» PROBLEM REQUIREMENTS: Copy, from the entries below, each line where the word "Jean" can be found.

** START EXERCISE INPUTS **

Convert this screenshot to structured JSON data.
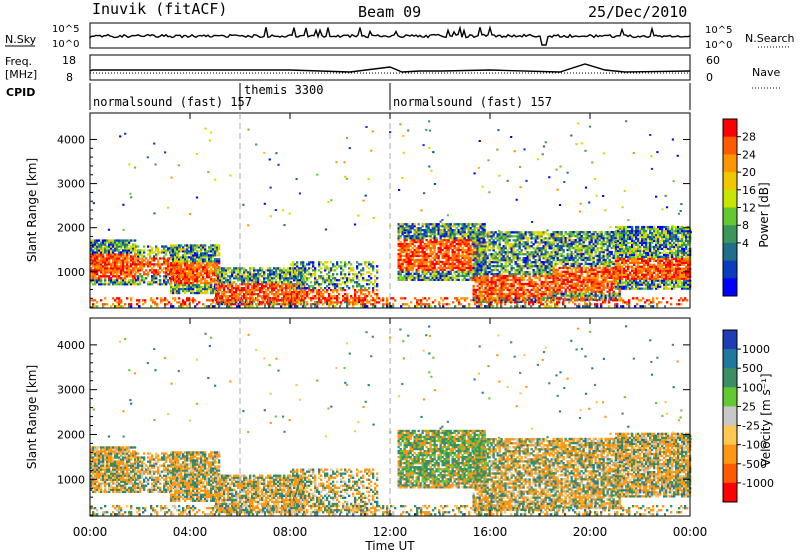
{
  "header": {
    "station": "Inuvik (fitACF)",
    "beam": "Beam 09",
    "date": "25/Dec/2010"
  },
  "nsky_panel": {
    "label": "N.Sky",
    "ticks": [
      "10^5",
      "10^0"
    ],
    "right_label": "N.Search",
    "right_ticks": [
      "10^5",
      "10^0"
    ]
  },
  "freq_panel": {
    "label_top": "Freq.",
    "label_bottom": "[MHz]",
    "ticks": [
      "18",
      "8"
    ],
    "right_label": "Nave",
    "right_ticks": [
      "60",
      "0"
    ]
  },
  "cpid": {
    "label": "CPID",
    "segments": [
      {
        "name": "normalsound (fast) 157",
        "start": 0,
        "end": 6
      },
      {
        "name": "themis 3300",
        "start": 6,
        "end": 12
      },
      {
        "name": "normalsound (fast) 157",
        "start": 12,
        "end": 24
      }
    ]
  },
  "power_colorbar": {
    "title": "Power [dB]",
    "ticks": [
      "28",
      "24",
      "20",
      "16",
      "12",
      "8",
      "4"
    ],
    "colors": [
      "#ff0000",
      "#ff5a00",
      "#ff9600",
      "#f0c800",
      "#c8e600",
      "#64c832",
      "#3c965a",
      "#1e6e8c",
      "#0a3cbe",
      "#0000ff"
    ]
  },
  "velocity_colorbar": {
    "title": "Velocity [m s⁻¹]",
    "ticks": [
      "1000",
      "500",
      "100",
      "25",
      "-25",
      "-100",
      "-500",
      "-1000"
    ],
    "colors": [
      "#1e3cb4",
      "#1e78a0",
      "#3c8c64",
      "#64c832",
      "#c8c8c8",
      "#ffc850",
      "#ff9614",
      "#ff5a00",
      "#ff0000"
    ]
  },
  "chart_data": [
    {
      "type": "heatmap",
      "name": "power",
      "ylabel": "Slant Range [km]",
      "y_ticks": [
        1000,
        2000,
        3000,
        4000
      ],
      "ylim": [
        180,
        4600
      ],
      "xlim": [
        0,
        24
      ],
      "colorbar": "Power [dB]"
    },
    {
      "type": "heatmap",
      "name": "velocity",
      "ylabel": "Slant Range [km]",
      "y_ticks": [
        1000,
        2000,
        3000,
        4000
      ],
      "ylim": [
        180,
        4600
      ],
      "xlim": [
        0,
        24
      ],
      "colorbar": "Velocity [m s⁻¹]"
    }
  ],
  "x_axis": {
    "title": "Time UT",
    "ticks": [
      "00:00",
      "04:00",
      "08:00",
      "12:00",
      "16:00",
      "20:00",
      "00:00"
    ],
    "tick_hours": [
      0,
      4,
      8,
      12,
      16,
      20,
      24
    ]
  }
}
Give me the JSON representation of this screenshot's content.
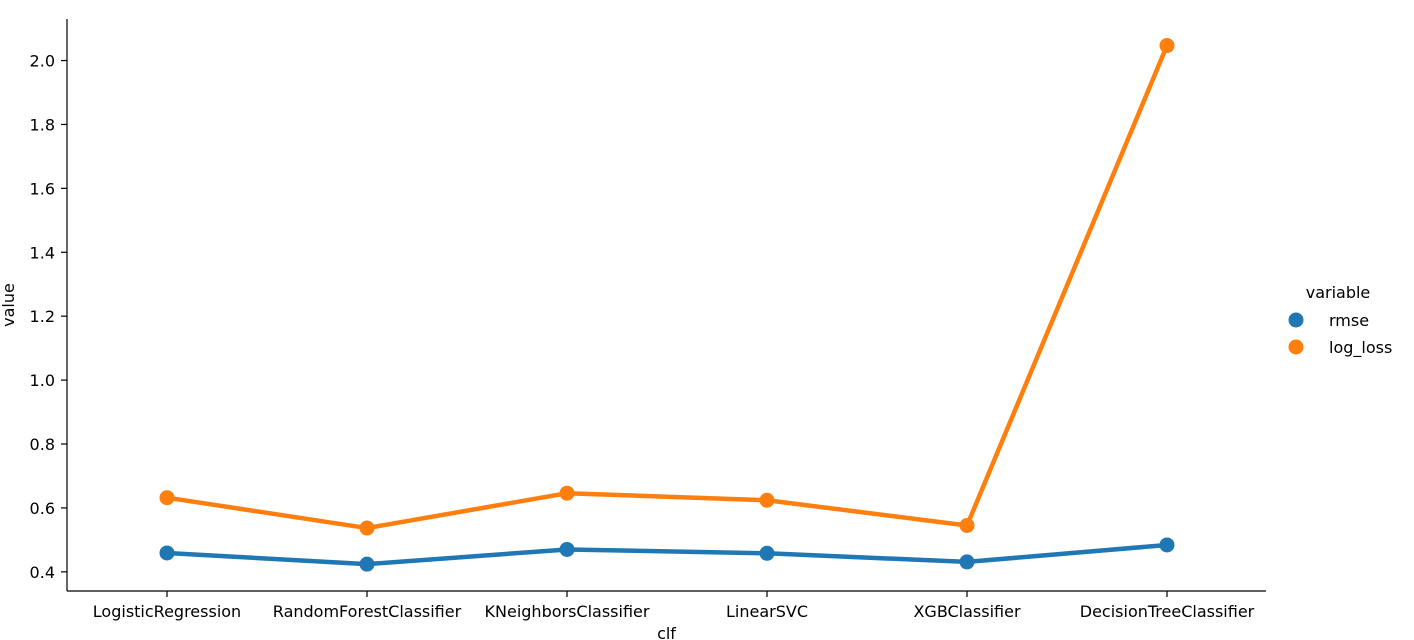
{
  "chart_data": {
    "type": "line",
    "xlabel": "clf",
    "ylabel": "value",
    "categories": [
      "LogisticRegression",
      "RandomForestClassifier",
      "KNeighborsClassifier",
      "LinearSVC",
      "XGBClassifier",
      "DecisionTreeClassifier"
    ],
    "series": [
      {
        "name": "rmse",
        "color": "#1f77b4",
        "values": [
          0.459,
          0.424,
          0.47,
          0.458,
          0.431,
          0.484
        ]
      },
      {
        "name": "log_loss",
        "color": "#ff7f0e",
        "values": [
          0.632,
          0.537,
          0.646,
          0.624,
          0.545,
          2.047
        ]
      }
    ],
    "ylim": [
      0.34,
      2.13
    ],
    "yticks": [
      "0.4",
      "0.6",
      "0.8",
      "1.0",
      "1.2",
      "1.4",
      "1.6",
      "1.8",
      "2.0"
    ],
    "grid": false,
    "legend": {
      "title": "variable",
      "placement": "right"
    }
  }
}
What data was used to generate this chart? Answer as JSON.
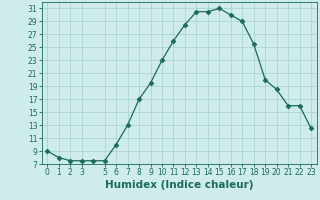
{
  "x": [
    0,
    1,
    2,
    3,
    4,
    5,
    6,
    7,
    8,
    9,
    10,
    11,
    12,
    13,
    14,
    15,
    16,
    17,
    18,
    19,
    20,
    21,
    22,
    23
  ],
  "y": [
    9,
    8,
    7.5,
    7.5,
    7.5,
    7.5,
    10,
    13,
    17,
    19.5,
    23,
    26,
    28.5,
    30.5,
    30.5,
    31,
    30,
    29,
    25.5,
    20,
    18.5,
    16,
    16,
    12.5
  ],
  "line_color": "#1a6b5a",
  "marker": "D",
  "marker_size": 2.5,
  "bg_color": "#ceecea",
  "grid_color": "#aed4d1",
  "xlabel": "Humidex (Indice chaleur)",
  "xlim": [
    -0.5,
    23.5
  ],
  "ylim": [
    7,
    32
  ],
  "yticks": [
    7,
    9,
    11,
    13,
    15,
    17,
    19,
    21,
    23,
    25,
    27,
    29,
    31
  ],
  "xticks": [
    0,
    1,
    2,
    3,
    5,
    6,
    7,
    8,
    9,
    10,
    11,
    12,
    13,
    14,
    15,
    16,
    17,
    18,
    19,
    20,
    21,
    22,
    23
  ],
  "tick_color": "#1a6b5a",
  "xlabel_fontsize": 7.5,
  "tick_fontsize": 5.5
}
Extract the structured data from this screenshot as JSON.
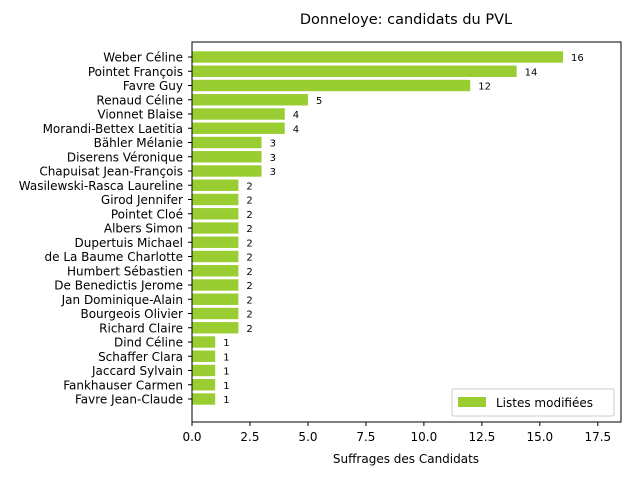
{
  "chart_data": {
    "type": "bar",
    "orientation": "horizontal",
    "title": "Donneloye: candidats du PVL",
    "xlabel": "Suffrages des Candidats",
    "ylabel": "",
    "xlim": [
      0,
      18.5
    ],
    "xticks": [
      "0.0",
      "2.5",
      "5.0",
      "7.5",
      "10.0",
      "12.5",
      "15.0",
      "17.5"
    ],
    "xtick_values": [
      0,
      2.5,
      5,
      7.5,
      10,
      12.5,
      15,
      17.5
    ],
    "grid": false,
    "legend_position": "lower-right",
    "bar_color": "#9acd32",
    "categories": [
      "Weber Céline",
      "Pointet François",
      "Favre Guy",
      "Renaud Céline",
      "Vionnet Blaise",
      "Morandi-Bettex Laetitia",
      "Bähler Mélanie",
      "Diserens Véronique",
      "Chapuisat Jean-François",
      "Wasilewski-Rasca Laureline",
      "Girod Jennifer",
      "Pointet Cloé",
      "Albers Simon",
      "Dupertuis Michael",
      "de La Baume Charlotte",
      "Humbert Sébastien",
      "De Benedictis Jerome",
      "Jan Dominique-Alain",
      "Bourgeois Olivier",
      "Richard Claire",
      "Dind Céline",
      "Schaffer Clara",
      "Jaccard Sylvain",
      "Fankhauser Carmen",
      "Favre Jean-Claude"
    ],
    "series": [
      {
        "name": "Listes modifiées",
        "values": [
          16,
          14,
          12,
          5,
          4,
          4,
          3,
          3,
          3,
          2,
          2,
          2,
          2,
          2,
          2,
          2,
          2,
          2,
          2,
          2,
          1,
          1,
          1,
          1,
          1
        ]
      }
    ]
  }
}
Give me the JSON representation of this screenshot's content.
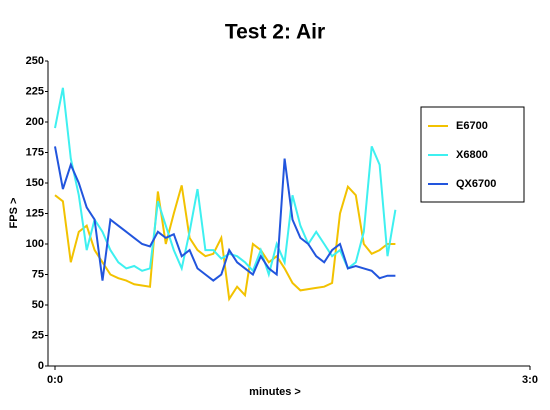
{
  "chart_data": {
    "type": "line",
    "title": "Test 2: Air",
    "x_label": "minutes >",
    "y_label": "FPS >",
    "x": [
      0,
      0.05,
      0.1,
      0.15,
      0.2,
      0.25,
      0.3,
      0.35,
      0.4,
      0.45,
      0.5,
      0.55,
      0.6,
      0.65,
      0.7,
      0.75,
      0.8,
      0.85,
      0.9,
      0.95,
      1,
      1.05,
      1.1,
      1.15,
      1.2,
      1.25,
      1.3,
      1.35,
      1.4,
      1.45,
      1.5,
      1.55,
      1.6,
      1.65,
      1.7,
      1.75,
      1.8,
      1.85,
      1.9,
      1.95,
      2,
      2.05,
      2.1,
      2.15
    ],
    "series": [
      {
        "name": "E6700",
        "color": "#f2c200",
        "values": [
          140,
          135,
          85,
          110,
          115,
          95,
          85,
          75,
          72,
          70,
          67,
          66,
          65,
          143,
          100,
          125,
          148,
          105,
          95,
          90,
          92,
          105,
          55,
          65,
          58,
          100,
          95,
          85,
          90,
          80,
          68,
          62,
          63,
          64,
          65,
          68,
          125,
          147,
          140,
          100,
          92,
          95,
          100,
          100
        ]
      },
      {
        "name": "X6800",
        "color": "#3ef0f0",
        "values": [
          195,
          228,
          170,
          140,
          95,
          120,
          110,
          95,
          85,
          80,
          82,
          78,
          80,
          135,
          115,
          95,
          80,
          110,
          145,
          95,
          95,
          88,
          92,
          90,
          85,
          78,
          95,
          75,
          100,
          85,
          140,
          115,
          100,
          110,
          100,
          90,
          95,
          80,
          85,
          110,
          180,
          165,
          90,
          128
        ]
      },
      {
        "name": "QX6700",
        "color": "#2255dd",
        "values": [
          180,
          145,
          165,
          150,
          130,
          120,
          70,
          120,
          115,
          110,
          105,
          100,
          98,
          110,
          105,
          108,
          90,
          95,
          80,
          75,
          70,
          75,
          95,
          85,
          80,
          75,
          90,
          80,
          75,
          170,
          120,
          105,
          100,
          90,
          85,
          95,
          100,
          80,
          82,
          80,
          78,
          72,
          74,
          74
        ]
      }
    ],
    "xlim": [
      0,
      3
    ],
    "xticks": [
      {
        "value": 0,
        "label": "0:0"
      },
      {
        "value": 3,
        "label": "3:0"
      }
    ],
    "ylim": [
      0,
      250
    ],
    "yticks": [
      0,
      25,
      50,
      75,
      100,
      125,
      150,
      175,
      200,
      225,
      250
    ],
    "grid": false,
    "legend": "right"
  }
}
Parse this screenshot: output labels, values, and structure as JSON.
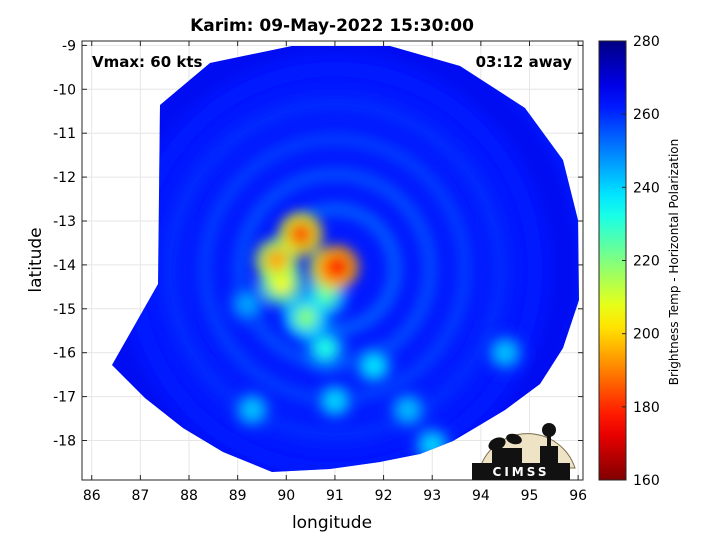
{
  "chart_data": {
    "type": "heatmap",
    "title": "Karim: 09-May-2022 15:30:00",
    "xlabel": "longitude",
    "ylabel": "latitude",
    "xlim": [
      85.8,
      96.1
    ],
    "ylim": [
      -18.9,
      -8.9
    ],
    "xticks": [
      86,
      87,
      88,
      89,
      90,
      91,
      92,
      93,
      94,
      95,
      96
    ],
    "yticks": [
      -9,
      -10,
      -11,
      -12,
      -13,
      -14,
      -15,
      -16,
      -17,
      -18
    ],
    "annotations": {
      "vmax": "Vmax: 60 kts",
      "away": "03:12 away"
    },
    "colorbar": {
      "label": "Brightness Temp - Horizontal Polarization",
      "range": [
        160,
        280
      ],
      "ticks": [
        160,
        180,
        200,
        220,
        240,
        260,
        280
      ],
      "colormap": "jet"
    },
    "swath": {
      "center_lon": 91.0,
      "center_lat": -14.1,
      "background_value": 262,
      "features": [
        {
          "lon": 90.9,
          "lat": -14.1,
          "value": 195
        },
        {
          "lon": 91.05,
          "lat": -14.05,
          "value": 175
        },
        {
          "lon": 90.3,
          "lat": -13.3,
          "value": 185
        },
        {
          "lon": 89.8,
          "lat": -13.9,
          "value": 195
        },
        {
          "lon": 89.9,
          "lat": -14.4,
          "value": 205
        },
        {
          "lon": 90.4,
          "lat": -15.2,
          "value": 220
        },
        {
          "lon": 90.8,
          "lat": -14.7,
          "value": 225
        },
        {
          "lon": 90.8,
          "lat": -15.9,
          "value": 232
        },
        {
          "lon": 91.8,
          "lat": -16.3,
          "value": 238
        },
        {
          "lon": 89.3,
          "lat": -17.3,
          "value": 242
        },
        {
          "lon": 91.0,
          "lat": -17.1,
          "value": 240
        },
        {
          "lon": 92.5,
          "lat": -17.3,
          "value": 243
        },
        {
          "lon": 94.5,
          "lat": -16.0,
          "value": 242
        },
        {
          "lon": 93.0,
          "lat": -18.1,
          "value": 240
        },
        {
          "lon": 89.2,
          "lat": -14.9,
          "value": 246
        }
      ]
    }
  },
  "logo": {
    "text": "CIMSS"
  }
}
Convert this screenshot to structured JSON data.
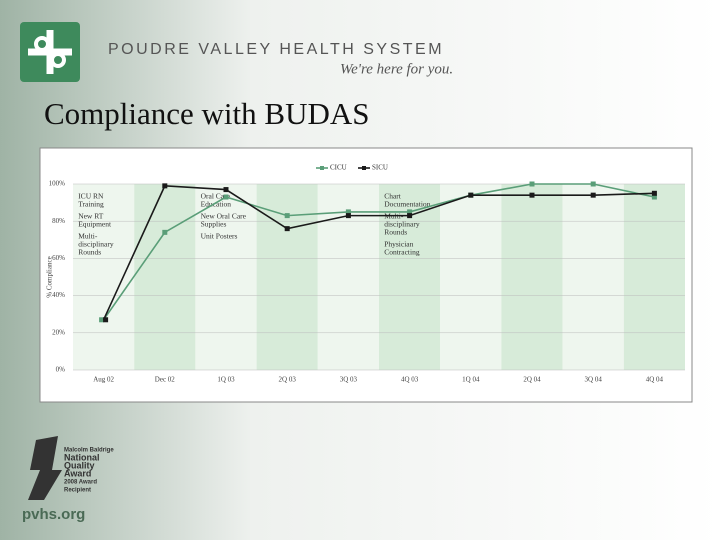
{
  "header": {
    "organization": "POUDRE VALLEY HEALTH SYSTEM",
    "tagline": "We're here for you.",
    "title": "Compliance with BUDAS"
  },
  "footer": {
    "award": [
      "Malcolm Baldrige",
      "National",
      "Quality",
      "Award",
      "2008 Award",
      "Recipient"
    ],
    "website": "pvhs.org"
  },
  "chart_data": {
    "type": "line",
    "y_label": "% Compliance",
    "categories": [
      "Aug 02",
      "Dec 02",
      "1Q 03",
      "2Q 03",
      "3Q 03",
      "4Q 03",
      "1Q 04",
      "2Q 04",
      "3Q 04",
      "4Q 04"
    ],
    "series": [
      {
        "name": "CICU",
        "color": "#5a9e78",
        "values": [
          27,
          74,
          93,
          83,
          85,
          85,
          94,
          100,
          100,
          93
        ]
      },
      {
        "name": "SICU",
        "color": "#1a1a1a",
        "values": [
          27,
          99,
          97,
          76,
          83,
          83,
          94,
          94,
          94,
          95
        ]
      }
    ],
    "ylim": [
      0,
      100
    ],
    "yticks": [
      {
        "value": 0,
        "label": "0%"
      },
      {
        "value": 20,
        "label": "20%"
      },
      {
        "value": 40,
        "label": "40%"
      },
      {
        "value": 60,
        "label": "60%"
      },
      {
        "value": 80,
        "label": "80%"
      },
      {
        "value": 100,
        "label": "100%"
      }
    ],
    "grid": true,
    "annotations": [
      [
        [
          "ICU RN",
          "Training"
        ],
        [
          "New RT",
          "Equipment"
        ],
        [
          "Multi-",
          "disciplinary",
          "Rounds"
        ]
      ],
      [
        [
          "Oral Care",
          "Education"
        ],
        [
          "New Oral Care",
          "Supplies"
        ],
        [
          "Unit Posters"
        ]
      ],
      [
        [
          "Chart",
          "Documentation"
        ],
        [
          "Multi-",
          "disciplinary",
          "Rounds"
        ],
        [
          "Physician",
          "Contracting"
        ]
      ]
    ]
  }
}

** END EXERCISE INPUTS **

» WRITTEN SOLUTION:
      "Chapuisat Jean-François",
      "Favre Jean-Claude"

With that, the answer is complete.